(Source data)
*****
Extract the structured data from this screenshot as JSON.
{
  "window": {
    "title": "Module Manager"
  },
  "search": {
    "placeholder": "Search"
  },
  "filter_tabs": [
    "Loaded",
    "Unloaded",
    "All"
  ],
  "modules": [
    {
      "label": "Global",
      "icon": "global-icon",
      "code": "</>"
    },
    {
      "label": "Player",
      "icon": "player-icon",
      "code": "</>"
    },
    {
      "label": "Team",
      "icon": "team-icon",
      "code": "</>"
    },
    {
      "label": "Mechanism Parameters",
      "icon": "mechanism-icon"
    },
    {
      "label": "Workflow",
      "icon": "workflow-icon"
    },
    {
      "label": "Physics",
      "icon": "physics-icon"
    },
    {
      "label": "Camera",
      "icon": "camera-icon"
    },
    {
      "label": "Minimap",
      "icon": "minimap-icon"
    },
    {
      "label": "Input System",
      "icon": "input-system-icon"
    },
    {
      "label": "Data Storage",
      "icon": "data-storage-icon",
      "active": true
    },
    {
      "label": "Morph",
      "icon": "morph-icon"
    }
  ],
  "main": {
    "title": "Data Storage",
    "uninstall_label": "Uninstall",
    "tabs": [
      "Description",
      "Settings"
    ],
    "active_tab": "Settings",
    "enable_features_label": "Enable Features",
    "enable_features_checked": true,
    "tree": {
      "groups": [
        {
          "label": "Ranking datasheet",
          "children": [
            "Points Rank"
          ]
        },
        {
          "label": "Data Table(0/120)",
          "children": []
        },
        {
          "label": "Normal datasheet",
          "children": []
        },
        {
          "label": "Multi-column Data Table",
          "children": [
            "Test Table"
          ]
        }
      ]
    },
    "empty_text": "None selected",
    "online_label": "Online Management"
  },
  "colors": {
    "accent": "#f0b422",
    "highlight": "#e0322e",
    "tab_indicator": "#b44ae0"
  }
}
*****
• _What to produce_:
Return the listing above word for word.

• _Written reply_:
Extract the structured data from this screenshot as JSON.
{
  "window": {
    "title": "Module Manager"
  },
  "search": {
    "placeholder": "Search"
  },
  "filter_tabs": [
    "Loaded",
    "Unloaded",
    "All"
  ],
  "modules": [
    {
      "label": "Global",
      "icon": "global-icon",
      "code": "</>"
    },
    {
      "label": "Player",
      "icon": "player-icon",
      "code": "</>"
    },
    {
      "label": "Team",
      "icon": "team-icon",
      "code": "</>"
    },
    {
      "label": "Mechanism Parameters",
      "icon": "mechanism-icon"
    },
    {
      "label": "Workflow",
      "icon": "workflow-icon"
    },
    {
      "label": "Physics",
      "icon": "physics-icon"
    },
    {
      "label": "Camera",
      "icon": "camera-icon"
    },
    {
      "label": "Minimap",
      "icon": "minimap-icon"
    },
    {
      "label": "Input System",
      "icon": "input-system-icon"
    },
    {
      "label": "Data Storage",
      "icon": "data-storage-icon",
      "active": true
    },
    {
      "label": "Morph",
      "icon": "morph-icon"
    }
  ],
  "main": {
    "title": "Data Storage",
    "uninstall_label": "Uninstall",
    "tabs": [
      "Description",
      "Settings"
    ],
    "active_tab": "Settings",
    "enable_features_label": "Enable Features",
    "enable_features_checked": true,
    "tree": {
      "groups": [
        {
          "label": "Ranking datasheet",
          "children": [
            "Points Rank"
          ]
        },
        {
          "label": "Data Table(0/120)",
          "children": []
        },
        {
          "label": "Normal datasheet",
          "children": []
        },
        {
          "label": "Multi-column Data Table",
          "children": [
            "Test Table"
          ]
        }
      ]
    },
    "empty_text": "None selected",
    "online_label": "Online Management"
  },
  "colors": {
    "accent": "#f0b422",
    "highlight": "#e0322e",
    "tab_indicator": "#b44ae0"
  }
}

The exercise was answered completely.